> Short problem
Find each line holding "number" and copy it out.

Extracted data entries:
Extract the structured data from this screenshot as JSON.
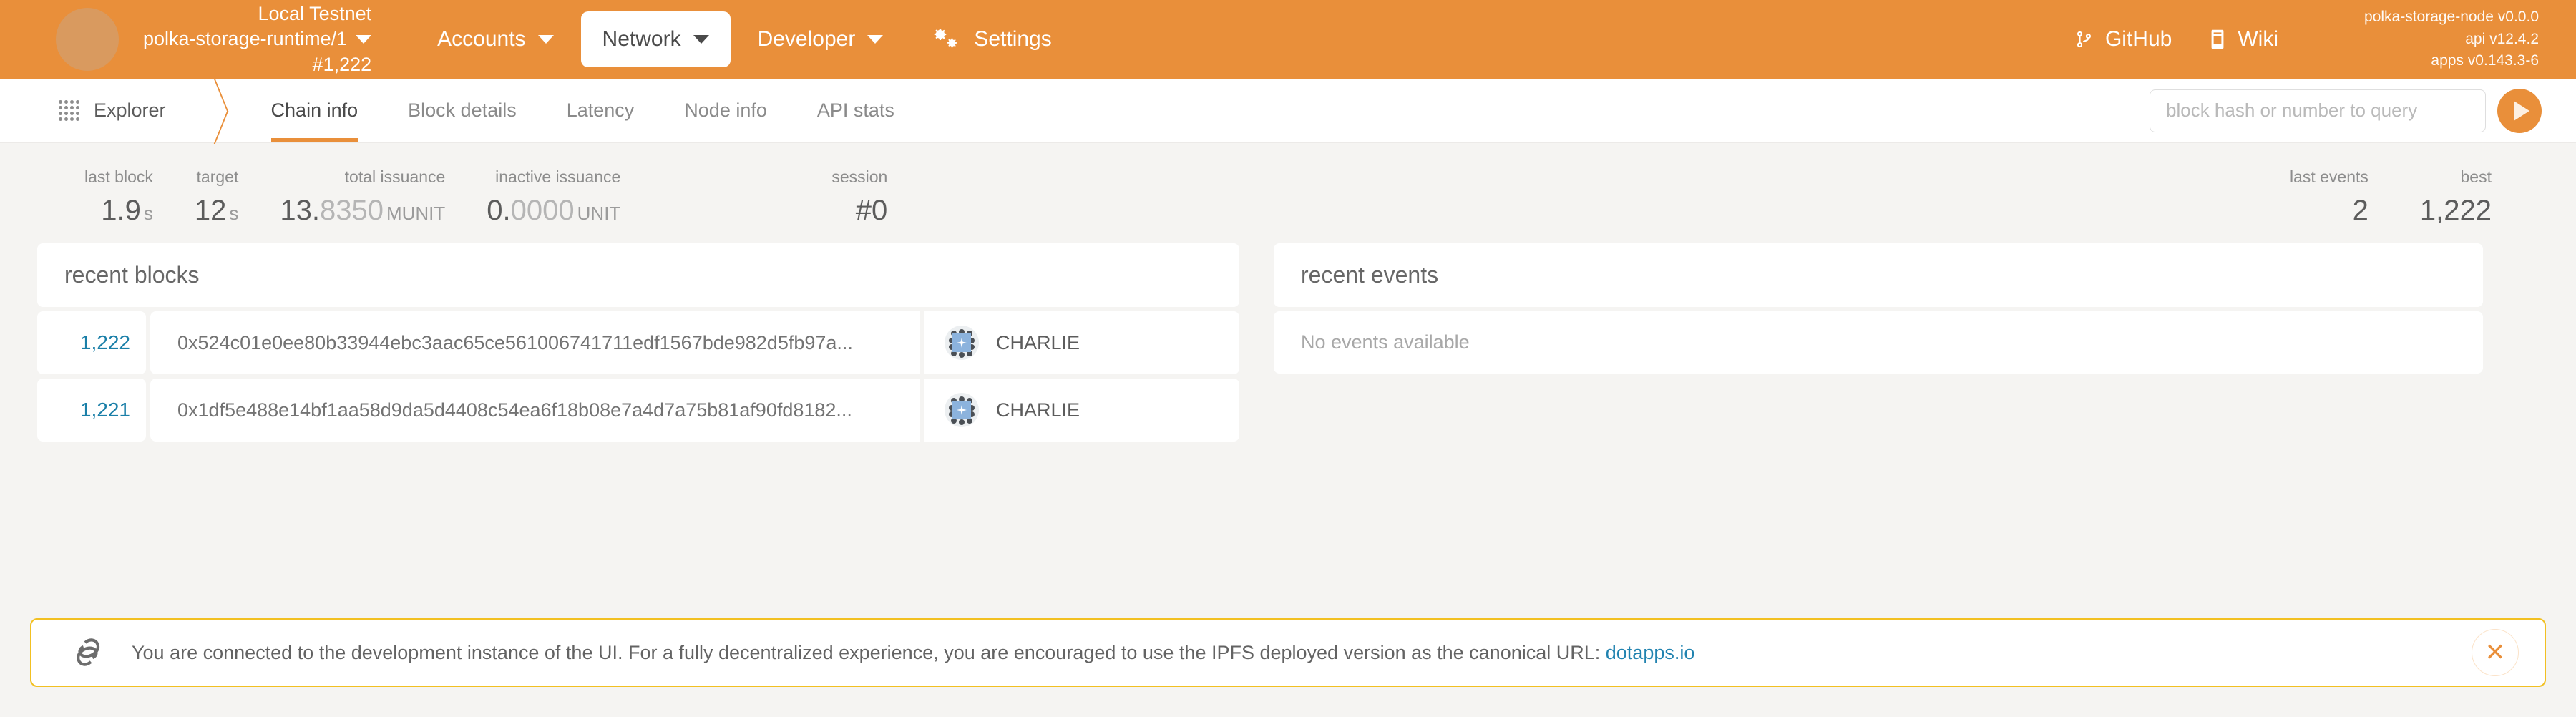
{
  "topbar": {
    "chain": {
      "name": "Local Testnet",
      "runtime": "polka-storage-runtime/1",
      "best_block": "#1,222"
    },
    "menu": [
      {
        "label": "Accounts",
        "icon": "chevron-down-icon",
        "active": false
      },
      {
        "label": "Network",
        "icon": "chevron-down-icon",
        "active": true
      },
      {
        "label": "Developer",
        "icon": "chevron-down-icon",
        "active": false
      },
      {
        "label": "Settings",
        "icon": "gear-icon",
        "active": false
      }
    ],
    "external_links": [
      {
        "label": "GitHub",
        "icon": "git-branch-icon"
      },
      {
        "label": "Wiki",
        "icon": "book-icon"
      }
    ],
    "versions": {
      "node": "polka-storage-node v0.0.0",
      "api": "api v12.4.2",
      "apps": "apps v0.143.3-6"
    }
  },
  "navbar": {
    "section": "Explorer",
    "section_icon": "grid-dots-icon",
    "tabs": [
      {
        "label": "Chain info",
        "active": true
      },
      {
        "label": "Block details",
        "active": false
      },
      {
        "label": "Latency",
        "active": false
      },
      {
        "label": "Node info",
        "active": false
      },
      {
        "label": "API stats",
        "active": false
      }
    ],
    "search": {
      "placeholder": "block hash or number to query",
      "value": "",
      "submit_icon": "play-icon"
    }
  },
  "summary": {
    "last_block": {
      "label": "last block",
      "value": "1.9",
      "unit": "s"
    },
    "target": {
      "label": "target",
      "value": "12",
      "unit": "s"
    },
    "total_issuance": {
      "label": "total issuance",
      "whole": "13.",
      "fraction": "8350",
      "unit": "MUNIT"
    },
    "inactive_issuance": {
      "label": "inactive issuance",
      "whole": "0.",
      "fraction": "0000",
      "unit": "UNIT"
    },
    "session": {
      "label": "session",
      "value": "#0"
    },
    "last_events": {
      "label": "last events",
      "value": "2"
    },
    "best": {
      "label": "best",
      "value": "1,222"
    }
  },
  "recent_blocks": {
    "title": "recent blocks",
    "rows": [
      {
        "number": "1,222",
        "hash": "0x524c01e0ee80b33944ebc3aac65ce561006741711edf1567bde982d5fb97a...",
        "author": "CHARLIE"
      },
      {
        "number": "1,221",
        "hash": "0x1df5e488e14bf1aa58d9da5d4408c54ea6f18b08e7a4d7a75b81af90fd8182...",
        "author": "CHARLIE"
      }
    ]
  },
  "recent_events": {
    "title": "recent events",
    "empty_text": "No events available"
  },
  "banner": {
    "icon": "link-chain-icon",
    "text_before": "You are connected to the development instance of the UI. For a fully decentralized experience, you are encouraged to use the IPFS deployed version as the canonical URL: ",
    "link_label": "dotapps.io",
    "close_icon": "close-icon"
  },
  "colors": {
    "brand_orange": "#e98f3a",
    "link_blue": "#1a7fa8",
    "banner_border": "#f2c022",
    "identicon_blue": "#8cb3dd"
  }
}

> Task result
      "placeholder": "block hash or number to query",
        "number": "1,222",
        "number": "1,221",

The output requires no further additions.